EXERCISE MATERIALS |

■ ■ ■ ■ ■ ■ ■

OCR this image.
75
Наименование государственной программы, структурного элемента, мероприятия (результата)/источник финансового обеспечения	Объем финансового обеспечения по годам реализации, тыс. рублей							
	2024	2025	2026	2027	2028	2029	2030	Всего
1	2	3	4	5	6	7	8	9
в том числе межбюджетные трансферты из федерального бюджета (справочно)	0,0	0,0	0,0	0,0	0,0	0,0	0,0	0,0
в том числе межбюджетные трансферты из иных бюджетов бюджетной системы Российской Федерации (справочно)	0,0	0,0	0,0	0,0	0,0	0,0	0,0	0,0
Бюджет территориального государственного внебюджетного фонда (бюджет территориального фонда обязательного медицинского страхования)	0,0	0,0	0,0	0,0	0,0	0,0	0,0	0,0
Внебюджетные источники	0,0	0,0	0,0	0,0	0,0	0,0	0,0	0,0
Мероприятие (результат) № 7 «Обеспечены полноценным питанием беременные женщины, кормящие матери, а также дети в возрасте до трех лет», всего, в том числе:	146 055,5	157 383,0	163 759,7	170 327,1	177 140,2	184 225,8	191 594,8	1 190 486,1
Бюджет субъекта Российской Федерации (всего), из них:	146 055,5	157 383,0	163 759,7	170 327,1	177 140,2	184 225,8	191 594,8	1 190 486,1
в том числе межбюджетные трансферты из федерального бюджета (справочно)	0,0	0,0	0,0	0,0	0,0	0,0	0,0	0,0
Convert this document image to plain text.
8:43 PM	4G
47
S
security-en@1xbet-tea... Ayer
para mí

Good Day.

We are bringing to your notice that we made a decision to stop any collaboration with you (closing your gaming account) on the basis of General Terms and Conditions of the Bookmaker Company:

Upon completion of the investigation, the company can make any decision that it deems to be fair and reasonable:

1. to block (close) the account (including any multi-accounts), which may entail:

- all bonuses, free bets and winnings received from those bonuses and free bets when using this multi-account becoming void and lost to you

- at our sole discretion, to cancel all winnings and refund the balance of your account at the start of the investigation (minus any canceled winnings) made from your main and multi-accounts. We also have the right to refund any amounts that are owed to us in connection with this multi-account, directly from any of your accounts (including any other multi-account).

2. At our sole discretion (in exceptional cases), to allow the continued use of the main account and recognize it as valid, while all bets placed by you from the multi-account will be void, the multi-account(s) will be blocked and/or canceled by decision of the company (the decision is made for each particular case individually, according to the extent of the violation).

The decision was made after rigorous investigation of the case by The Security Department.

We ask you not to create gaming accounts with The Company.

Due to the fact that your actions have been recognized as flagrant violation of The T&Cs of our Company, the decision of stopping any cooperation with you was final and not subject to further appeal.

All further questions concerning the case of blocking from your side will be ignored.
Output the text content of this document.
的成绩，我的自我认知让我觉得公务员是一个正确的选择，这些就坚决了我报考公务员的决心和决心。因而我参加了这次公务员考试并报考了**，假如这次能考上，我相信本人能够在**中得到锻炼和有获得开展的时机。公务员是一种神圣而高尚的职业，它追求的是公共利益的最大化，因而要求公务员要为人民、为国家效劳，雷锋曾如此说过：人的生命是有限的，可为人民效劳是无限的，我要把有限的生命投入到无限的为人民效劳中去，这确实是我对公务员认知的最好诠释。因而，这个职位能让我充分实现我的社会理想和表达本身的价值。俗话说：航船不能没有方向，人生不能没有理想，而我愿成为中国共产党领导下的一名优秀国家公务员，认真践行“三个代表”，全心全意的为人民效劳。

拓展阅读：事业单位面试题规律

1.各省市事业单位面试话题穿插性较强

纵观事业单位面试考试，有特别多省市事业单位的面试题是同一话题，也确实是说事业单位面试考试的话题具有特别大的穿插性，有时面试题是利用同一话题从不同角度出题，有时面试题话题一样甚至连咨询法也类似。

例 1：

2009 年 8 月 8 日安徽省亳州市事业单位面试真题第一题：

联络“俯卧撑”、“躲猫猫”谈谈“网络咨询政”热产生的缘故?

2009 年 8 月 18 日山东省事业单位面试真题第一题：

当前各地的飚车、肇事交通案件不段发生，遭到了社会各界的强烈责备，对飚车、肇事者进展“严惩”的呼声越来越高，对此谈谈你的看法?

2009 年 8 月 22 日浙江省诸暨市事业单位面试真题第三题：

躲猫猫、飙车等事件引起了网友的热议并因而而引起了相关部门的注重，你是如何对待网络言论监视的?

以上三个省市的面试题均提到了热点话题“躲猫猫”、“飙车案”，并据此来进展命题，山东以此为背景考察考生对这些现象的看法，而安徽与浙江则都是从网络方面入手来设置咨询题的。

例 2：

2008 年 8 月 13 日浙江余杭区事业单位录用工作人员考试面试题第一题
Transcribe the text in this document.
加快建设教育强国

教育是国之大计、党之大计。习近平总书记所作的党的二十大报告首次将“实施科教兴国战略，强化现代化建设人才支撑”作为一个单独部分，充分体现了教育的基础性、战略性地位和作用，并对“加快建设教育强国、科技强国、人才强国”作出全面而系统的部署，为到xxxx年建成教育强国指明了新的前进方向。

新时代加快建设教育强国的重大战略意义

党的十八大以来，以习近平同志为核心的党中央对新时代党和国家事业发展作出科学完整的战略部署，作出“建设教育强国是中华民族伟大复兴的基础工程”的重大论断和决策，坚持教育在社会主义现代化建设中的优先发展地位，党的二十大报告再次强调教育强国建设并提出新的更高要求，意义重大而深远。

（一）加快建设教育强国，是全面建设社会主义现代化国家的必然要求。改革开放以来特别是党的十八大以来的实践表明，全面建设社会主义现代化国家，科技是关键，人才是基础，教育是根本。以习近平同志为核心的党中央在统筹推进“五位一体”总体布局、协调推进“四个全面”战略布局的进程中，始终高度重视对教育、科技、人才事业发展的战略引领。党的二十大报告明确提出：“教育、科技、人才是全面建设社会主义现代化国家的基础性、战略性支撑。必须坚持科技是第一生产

■ ■ ■ ■ ■ ■ ■

PROBLEM DETAILS | Scan the listing above and copy all lines containing the word "sole".

EXERCISE SOLUTION |
- at our sole discretion, to cancel all winnings and refund the balance of your account at the start of the investigation (minus any canceled winnings) made from your main and multi-accounts. We also have the right to refund any amounts that are owed to us in connection with this multi-account, directly from any of your accounts (including any other multi-account).
2. At our sole discretion (in exceptional cases), to allow the continued use of the main account and recognize it as valid, while all bets placed by you from the multi-account will be void, the multi-account(s) will be blocked and/or canceled by decision of the company (the decision is made for each particular case individually, according to the extent of the violation).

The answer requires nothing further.